Job: Write out each line in which the string "viagère" is present.

Entries:

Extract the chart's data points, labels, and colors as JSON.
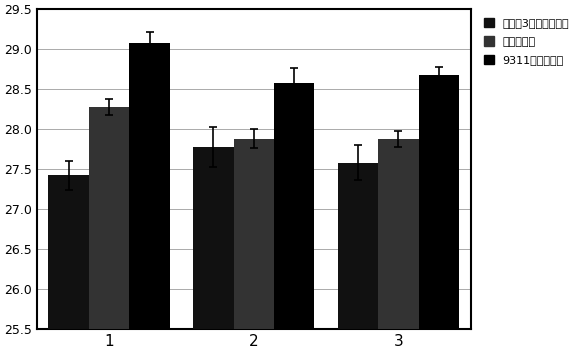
{
  "groups": [
    "1",
    "2",
    "3"
  ],
  "series": [
    {
      "label": "荷花糯3号纯合基因型",
      "color": "#111111",
      "values": [
        27.42,
        27.77,
        27.58
      ],
      "errors": [
        0.18,
        0.25,
        0.22
      ]
    },
    {
      "label": "杂合基因型",
      "color": "#333333",
      "values": [
        28.28,
        27.88,
        27.88
      ],
      "errors": [
        0.1,
        0.12,
        0.1
      ]
    },
    {
      "label": "9311纯合基因型",
      "color": "#000000",
      "values": [
        29.08,
        28.58,
        28.68
      ],
      "errors": [
        0.13,
        0.18,
        0.1
      ]
    }
  ],
  "ylim": [
    25.5,
    29.5
  ],
  "yticks": [
    25.5,
    26.0,
    26.5,
    27.0,
    27.5,
    28.0,
    28.5,
    29.0,
    29.5
  ],
  "bar_width": 0.28,
  "group_positions": [
    1,
    2,
    3
  ],
  "background_color": "#ffffff",
  "capsize": 3,
  "figsize": [
    5.77,
    3.53
  ],
  "dpi": 100
}
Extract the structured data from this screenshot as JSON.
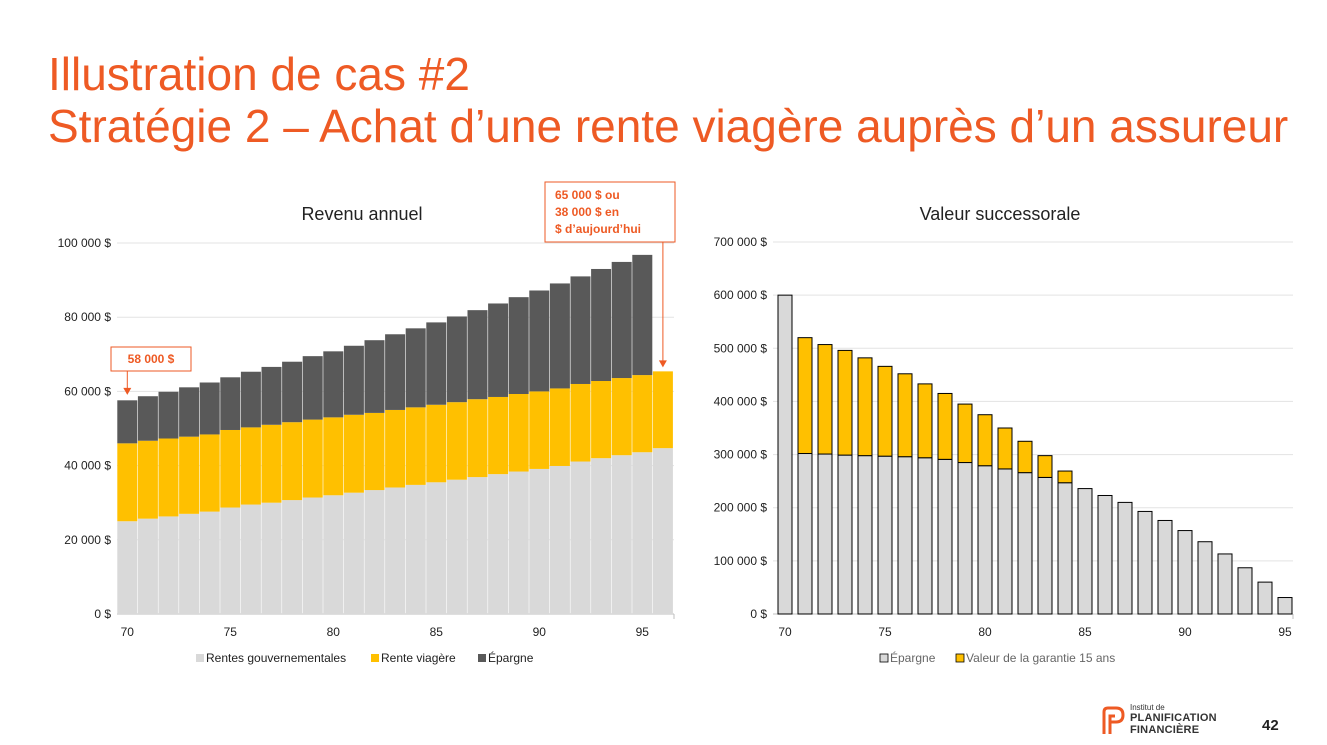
{
  "slide": {
    "title": "Illustration de cas #2",
    "subtitle": "Stratégie 2 – Achat d’une rente viagère auprès d’un assureur",
    "page_number": "42",
    "logo": {
      "line_small": "Institut de",
      "line1": "PLANIFICATION",
      "line2": "FINANCIÈRE"
    }
  },
  "colors": {
    "title": "#EE5A24",
    "annotation": "#EE5A24",
    "gray_light": "#D9D9D9",
    "yellow": "#FFC000",
    "dark": "#595959"
  },
  "chart_data": [
    {
      "type": "bar",
      "stacked": true,
      "title": "Revenu annuel",
      "x": [
        70,
        71,
        72,
        73,
        74,
        75,
        76,
        77,
        78,
        79,
        80,
        81,
        82,
        83,
        84,
        85,
        86,
        87,
        88,
        89,
        90,
        91,
        92,
        93,
        94,
        95,
        96
      ],
      "x_ticks": [
        "70",
        "75",
        "80",
        "85",
        "90",
        "95"
      ],
      "y_ticks": [
        "0 $",
        "20 000 $",
        "40 000 $",
        "60 000 $",
        "80 000 $",
        "100 000 $"
      ],
      "ylim": [
        0,
        100000
      ],
      "grid": true,
      "legend_position": "bottom",
      "series": [
        {
          "name": "Rentes gouvernementales",
          "color": "#D9D9D9",
          "values": [
            25000,
            25700,
            26300,
            27000,
            27600,
            28700,
            29500,
            30000,
            30700,
            31400,
            32000,
            32700,
            33400,
            34100,
            34800,
            35500,
            36200,
            36900,
            37700,
            38400,
            39100,
            39900,
            41100,
            42000,
            42800,
            43600,
            44700
          ]
        },
        {
          "name": "Rente viagère",
          "color": "#FFC000",
          "values": [
            21000,
            21000,
            21000,
            20800,
            20800,
            20900,
            20800,
            21000,
            21000,
            21000,
            21000,
            21000,
            20800,
            20900,
            20900,
            20900,
            20900,
            21000,
            20800,
            20900,
            20900,
            20900,
            20900,
            20800,
            20800,
            20800,
            20700
          ]
        },
        {
          "name": "Épargne",
          "color": "#595959",
          "values": [
            11600,
            12000,
            12600,
            13300,
            14000,
            14200,
            15000,
            15600,
            16300,
            17100,
            17800,
            18600,
            19600,
            20400,
            21300,
            22200,
            23100,
            24000,
            25200,
            26100,
            27200,
            28300,
            29000,
            30200,
            31300,
            32400,
            0
          ]
        }
      ],
      "annotations": [
        {
          "text": "58 000 $",
          "x": 70,
          "y": 58000
        },
        {
          "lines": [
            "65 000 $ ou",
            "38 000 $ en",
            "$ d’aujourd’hui"
          ],
          "x": 96,
          "y": 65400
        }
      ]
    },
    {
      "type": "bar",
      "stacked": true,
      "title": "Valeur successorale",
      "x": [
        70,
        71,
        72,
        73,
        74,
        75,
        76,
        77,
        78,
        79,
        80,
        81,
        82,
        83,
        84,
        85,
        86,
        87,
        88,
        89,
        90,
        91,
        92,
        93,
        94,
        95
      ],
      "x_ticks": [
        "70",
        "75",
        "80",
        "85",
        "90",
        "95"
      ],
      "y_ticks": [
        "0 $",
        "100 000 $",
        "200 000 $",
        "300 000 $",
        "400 000 $",
        "500 000 $",
        "600 000 $",
        "700 000 $"
      ],
      "ylim": [
        0,
        700000
      ],
      "grid": true,
      "legend_position": "bottom",
      "series": [
        {
          "name": "Épargne",
          "color": "#D9D9D9",
          "values": [
            600000,
            302000,
            301000,
            299000,
            298000,
            297000,
            296000,
            294000,
            291000,
            285000,
            279000,
            273000,
            266000,
            257000,
            247000,
            236000,
            223000,
            210000,
            193000,
            176000,
            157000,
            136000,
            113000,
            87000,
            60000,
            31000
          ]
        },
        {
          "name": "Valeur de la garantie 15 ans",
          "color": "#FFC000",
          "values": [
            0,
            218000,
            206000,
            197000,
            184000,
            169000,
            156000,
            139000,
            124000,
            110000,
            96000,
            77000,
            59000,
            41000,
            22000,
            0,
            0,
            0,
            0,
            0,
            0,
            0,
            0,
            0,
            0,
            0
          ]
        }
      ]
    }
  ]
}
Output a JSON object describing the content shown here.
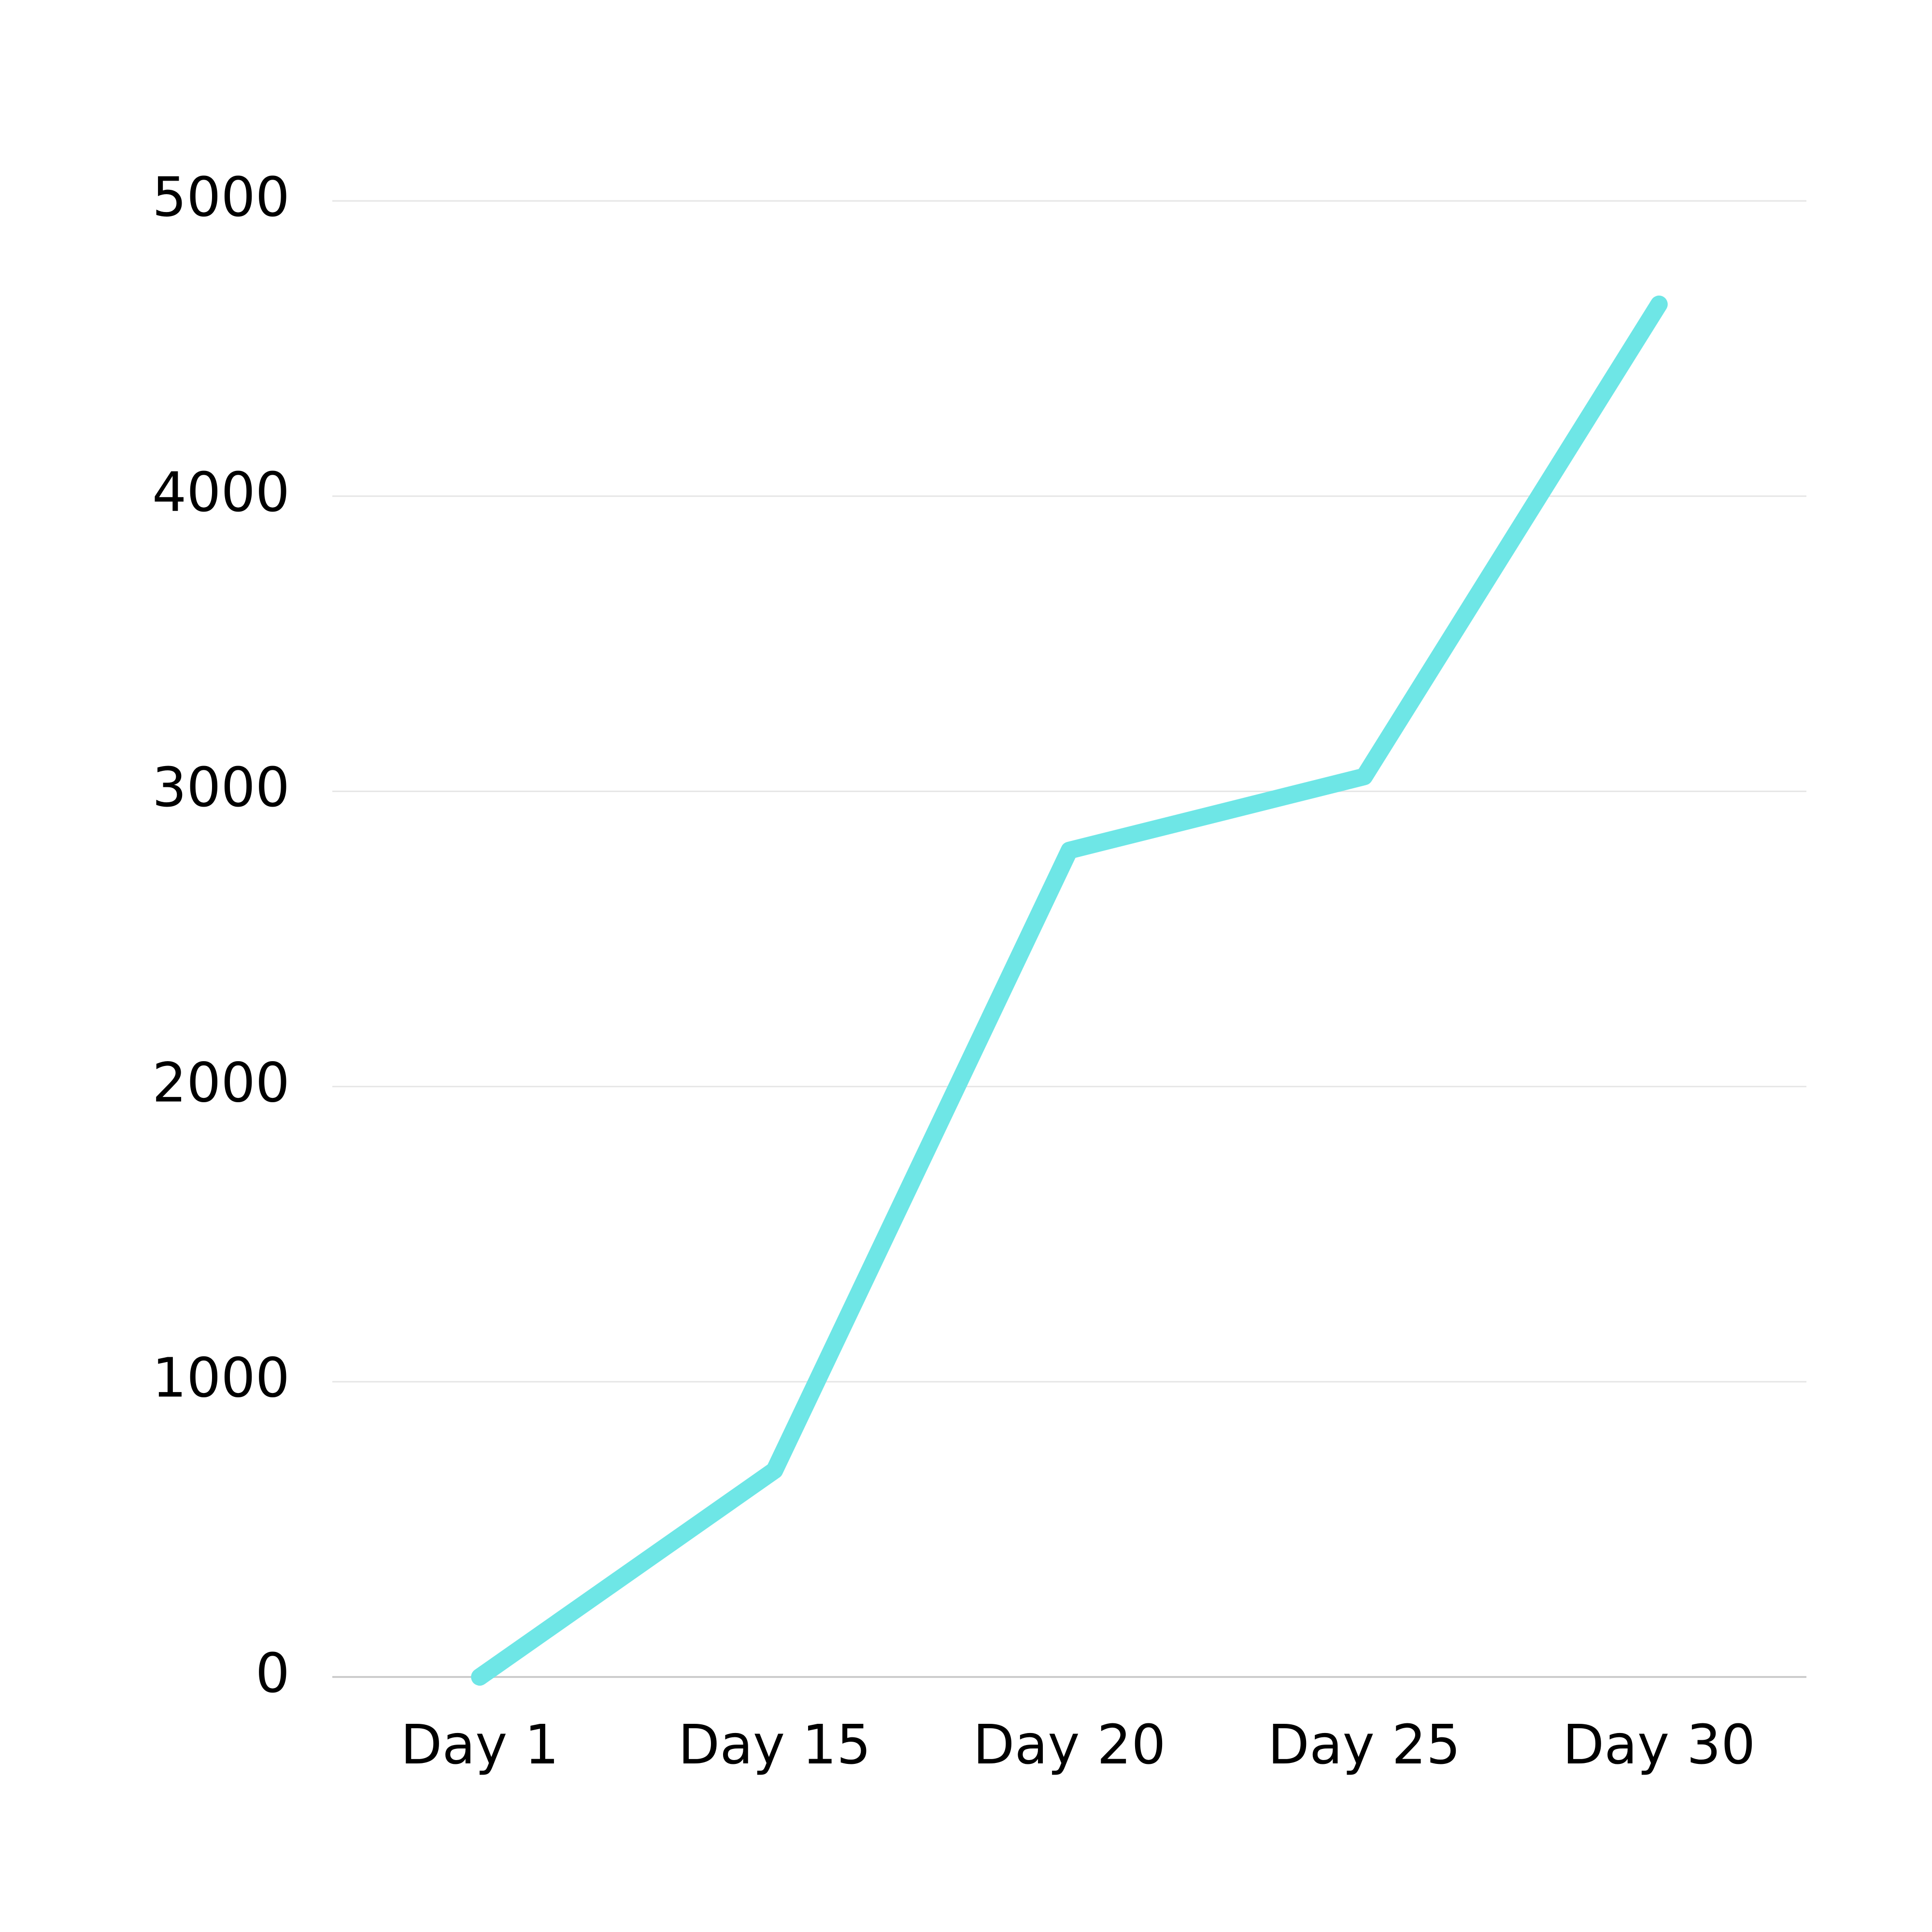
{
  "chart_data": {
    "type": "line",
    "title": "",
    "xlabel": "",
    "ylabel": "",
    "categories": [
      "Day 1",
      "Day 15",
      "Day 20",
      "Day 25",
      "Day 30"
    ],
    "series": [
      {
        "values": [
          0,
          700,
          2800,
          3050,
          4650
        ]
      }
    ],
    "ylim": [
      0,
      5000
    ],
    "yticks": [
      "0",
      "1000",
      "2000",
      "3000",
      "4000",
      "5000"
    ],
    "grid": true,
    "legend": "none",
    "colors": {
      "line": "#6ee6e6"
    }
  }
}
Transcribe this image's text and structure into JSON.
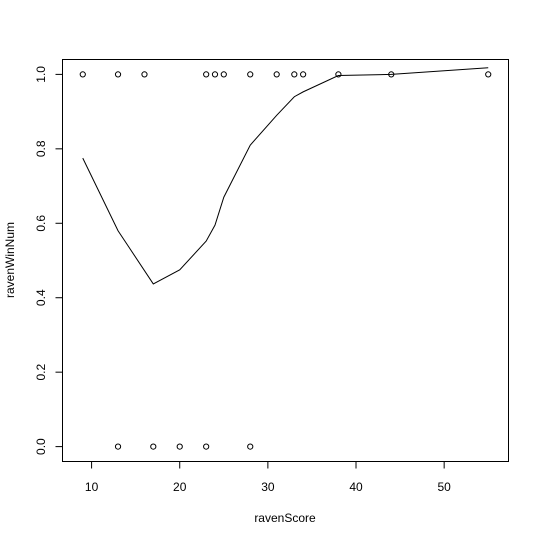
{
  "chart_data": {
    "type": "scatter",
    "xlabel": "ravenScore",
    "ylabel": "ravenWinNum",
    "xlim": [
      6.7,
      57.3
    ],
    "ylim": [
      -0.04,
      1.04
    ],
    "xticks": [
      10,
      20,
      30,
      40,
      50
    ],
    "yticks": [
      0.0,
      0.2,
      0.4,
      0.6,
      0.8,
      1.0
    ],
    "xtick_labels": [
      "10",
      "20",
      "30",
      "40",
      "50"
    ],
    "ytick_labels": [
      "0.0",
      "0.2",
      "0.4",
      "0.6",
      "0.8",
      "1.0"
    ],
    "grid": false,
    "series": [
      {
        "type": "scatter",
        "marker": "open-circle",
        "points": [
          [
            9,
            1
          ],
          [
            13,
            1
          ],
          [
            16,
            1
          ],
          [
            23,
            1
          ],
          [
            24,
            1
          ],
          [
            25,
            1
          ],
          [
            28,
            1
          ],
          [
            31,
            1
          ],
          [
            33,
            1
          ],
          [
            34,
            1
          ],
          [
            38,
            1
          ],
          [
            44,
            1
          ],
          [
            55,
            1
          ],
          [
            13,
            0
          ],
          [
            17,
            0
          ],
          [
            20,
            0
          ],
          [
            23,
            0
          ],
          [
            28,
            0
          ]
        ]
      },
      {
        "type": "line",
        "points": [
          [
            9,
            0.775
          ],
          [
            13,
            0.58
          ],
          [
            17,
            0.437
          ],
          [
            20,
            0.475
          ],
          [
            23,
            0.552
          ],
          [
            24,
            0.595
          ],
          [
            25,
            0.67
          ],
          [
            28,
            0.81
          ],
          [
            31,
            0.89
          ],
          [
            33,
            0.94
          ],
          [
            34,
            0.953
          ],
          [
            38,
            0.997
          ],
          [
            44,
            1.0
          ],
          [
            55,
            1.018
          ]
        ]
      }
    ]
  }
}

Output for this exercise:
    "subtitle": "Stratégie 2 – Achat d’une rente viagère auprès d’un assureur",
          "name": "Rente viagère",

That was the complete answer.